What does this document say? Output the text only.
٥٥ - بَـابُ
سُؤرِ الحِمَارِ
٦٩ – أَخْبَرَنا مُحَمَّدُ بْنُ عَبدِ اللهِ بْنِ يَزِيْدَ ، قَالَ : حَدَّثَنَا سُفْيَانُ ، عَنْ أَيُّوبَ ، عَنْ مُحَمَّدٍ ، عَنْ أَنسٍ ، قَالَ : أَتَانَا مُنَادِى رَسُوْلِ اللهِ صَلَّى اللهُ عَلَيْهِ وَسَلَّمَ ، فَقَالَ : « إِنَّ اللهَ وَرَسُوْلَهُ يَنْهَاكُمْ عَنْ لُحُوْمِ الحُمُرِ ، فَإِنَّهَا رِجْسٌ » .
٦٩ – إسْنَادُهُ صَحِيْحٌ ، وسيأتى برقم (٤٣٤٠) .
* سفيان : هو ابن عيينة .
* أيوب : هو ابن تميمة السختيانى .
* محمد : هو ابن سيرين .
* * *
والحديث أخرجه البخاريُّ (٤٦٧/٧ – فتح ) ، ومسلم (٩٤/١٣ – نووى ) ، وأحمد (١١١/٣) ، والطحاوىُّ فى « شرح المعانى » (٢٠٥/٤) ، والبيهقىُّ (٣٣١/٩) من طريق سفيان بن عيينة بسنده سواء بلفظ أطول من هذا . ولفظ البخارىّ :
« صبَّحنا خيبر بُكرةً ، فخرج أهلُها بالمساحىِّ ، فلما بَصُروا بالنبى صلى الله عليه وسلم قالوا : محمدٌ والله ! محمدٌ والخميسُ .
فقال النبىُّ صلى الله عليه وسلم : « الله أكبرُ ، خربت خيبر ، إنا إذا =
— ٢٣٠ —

→ **Request**: Write every line of the material above again, exactly.

→ **Answer to the exercise**:
What does this document say? Output the text only.
٥٥ - بَـابُ
سُؤرِ الحِمَارِ
٦٩ – أَخْبَرَنا مُحَمَّدُ بْنُ عَبدِ اللهِ بْنِ يَزِيْدَ ، قَالَ : حَدَّثَنَا سُفْيَانُ ، عَنْ أَيُّوبَ ، عَنْ مُحَمَّدٍ ، عَنْ أَنسٍ ، قَالَ : أَتَانَا مُنَادِى رَسُوْلِ اللهِ صَلَّى اللهُ عَلَيْهِ وَسَلَّمَ ، فَقَالَ : « إِنَّ اللهَ وَرَسُوْلَهُ يَنْهَاكُمْ عَنْ لُحُوْمِ الحُمُرِ ، فَإِنَّهَا رِجْسٌ » .
٦٩ – إسْنَادُهُ صَحِيْحٌ ، وسيأتى برقم (٤٣٤٠) .
* سفيان : هو ابن عيينة .
* أيوب : هو ابن تميمة السختيانى .
* محمد : هو ابن سيرين .
* * *
والحديث أخرجه البخاريُّ (٤٦٧/٧ – فتح ) ، ومسلم (٩٤/١٣ – نووى ) ، وأحمد (١١١/٣) ، والطحاوىُّ فى « شرح المعانى » (٢٠٥/٤) ، والبيهقىُّ (٣٣١/٩) من طريق سفيان بن عيينة بسنده سواء بلفظ أطول من هذا . ولفظ البخارىّ :
« صبَّحنا خيبر بُكرةً ، فخرج أهلُها بالمساحىِّ ، فلما بَصُروا بالنبى صلى الله عليه وسلم قالوا : محمدٌ والله ! محمدٌ والخميسُ .
فقال النبىُّ صلى الله عليه وسلم : « الله أكبرُ ، خربت خيبر ، إنا إذا =
— ٢٣٠ —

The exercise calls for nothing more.